Problem to work on: Determine the number of lines holding the word "this"; answer with that number only.

Data provided:

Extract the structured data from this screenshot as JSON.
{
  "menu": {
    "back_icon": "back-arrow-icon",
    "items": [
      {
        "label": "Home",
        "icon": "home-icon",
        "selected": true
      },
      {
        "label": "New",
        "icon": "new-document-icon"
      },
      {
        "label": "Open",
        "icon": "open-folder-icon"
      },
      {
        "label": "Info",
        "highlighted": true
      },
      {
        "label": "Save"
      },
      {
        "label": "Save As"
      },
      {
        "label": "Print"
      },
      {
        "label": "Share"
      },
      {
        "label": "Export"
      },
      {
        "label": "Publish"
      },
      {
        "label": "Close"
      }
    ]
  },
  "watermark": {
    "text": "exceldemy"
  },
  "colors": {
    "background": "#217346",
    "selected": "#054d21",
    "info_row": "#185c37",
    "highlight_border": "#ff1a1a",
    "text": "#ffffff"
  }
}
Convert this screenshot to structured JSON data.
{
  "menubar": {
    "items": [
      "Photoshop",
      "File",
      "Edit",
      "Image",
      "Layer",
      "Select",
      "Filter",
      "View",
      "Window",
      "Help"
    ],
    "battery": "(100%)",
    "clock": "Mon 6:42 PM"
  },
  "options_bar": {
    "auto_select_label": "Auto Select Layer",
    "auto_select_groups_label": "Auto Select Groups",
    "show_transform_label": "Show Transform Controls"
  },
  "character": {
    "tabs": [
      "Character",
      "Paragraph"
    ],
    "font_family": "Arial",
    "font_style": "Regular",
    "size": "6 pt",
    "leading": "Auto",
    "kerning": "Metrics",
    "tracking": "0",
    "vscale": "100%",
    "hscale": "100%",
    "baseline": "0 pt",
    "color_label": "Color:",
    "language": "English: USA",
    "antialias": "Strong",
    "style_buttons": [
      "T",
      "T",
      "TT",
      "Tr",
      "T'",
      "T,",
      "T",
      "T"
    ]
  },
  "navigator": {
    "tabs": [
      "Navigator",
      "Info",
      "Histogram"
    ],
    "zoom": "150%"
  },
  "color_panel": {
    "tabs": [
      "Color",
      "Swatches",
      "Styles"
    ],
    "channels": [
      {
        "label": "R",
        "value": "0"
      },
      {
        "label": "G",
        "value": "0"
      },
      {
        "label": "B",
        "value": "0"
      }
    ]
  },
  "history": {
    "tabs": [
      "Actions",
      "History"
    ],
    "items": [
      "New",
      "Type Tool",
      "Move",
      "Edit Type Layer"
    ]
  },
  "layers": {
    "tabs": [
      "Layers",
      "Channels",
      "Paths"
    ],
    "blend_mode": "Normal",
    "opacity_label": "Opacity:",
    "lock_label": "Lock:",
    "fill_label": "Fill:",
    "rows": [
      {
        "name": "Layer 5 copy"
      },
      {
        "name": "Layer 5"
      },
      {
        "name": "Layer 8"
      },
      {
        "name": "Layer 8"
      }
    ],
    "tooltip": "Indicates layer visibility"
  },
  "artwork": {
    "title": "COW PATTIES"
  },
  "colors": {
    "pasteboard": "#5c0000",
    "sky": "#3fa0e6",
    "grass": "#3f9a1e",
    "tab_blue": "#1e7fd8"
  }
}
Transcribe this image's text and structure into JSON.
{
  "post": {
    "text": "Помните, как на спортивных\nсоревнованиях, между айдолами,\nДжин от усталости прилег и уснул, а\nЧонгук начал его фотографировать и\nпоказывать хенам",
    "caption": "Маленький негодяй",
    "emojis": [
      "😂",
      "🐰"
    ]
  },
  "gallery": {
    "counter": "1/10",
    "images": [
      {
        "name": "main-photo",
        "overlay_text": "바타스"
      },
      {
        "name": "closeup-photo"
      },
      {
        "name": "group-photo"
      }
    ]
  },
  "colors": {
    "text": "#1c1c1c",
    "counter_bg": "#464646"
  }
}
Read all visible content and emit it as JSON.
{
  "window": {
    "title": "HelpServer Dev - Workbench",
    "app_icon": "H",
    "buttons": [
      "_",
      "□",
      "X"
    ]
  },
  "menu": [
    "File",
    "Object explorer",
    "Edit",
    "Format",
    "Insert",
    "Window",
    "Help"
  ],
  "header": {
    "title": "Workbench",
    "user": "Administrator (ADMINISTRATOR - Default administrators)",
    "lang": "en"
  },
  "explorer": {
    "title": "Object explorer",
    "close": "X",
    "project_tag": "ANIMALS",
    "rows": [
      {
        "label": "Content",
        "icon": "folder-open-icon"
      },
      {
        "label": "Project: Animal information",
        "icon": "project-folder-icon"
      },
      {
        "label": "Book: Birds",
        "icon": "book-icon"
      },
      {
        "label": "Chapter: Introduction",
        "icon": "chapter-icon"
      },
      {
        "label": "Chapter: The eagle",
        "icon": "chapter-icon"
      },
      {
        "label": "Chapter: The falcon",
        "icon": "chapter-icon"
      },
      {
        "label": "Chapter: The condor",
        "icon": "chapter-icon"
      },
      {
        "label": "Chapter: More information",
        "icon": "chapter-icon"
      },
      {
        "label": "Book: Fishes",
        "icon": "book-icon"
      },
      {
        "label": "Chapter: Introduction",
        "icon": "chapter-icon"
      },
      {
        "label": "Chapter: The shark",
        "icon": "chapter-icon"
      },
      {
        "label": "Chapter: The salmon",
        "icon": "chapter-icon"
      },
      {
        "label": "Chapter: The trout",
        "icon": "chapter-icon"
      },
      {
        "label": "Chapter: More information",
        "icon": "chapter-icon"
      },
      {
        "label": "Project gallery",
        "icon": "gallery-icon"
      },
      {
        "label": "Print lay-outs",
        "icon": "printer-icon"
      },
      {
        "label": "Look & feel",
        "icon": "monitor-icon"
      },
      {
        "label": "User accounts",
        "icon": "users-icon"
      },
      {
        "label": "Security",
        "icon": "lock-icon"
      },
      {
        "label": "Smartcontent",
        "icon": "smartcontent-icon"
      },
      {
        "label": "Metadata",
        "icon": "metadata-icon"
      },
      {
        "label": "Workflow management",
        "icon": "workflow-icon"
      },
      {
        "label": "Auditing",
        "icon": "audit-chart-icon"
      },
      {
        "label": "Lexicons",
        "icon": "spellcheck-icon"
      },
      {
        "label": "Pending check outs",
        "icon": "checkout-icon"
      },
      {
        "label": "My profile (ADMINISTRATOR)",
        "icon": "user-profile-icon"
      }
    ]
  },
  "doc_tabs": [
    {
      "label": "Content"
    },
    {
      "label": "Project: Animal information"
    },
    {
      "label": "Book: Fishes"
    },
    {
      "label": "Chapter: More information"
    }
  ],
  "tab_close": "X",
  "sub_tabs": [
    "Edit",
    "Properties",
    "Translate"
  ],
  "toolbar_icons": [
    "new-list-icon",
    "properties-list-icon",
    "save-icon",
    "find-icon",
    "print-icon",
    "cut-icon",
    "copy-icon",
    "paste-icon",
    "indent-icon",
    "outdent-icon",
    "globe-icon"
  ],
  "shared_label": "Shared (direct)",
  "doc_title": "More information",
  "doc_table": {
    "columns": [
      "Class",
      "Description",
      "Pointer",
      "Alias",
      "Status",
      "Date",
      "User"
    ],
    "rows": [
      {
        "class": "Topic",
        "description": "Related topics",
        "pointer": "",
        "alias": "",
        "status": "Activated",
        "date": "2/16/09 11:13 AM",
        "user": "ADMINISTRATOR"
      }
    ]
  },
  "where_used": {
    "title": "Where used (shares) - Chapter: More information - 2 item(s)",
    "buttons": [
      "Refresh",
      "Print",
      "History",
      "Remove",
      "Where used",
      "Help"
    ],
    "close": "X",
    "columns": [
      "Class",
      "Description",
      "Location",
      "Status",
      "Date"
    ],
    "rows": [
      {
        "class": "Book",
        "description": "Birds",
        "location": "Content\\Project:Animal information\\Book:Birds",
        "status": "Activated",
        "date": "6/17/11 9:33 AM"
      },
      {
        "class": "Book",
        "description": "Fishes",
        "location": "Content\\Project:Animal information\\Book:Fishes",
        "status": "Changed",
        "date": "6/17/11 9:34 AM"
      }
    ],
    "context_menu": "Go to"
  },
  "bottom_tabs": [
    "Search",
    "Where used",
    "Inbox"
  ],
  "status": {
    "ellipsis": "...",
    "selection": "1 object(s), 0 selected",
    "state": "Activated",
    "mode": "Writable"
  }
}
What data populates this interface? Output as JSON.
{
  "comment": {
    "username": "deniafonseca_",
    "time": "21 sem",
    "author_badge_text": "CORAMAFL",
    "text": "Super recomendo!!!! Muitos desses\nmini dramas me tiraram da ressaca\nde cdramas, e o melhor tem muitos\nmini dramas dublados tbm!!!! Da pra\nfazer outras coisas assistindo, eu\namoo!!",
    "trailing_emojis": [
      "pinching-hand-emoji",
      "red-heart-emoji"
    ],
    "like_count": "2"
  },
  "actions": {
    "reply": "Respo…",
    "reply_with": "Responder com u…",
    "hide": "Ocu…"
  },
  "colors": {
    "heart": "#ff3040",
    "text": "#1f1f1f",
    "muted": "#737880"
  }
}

Exercise response: 4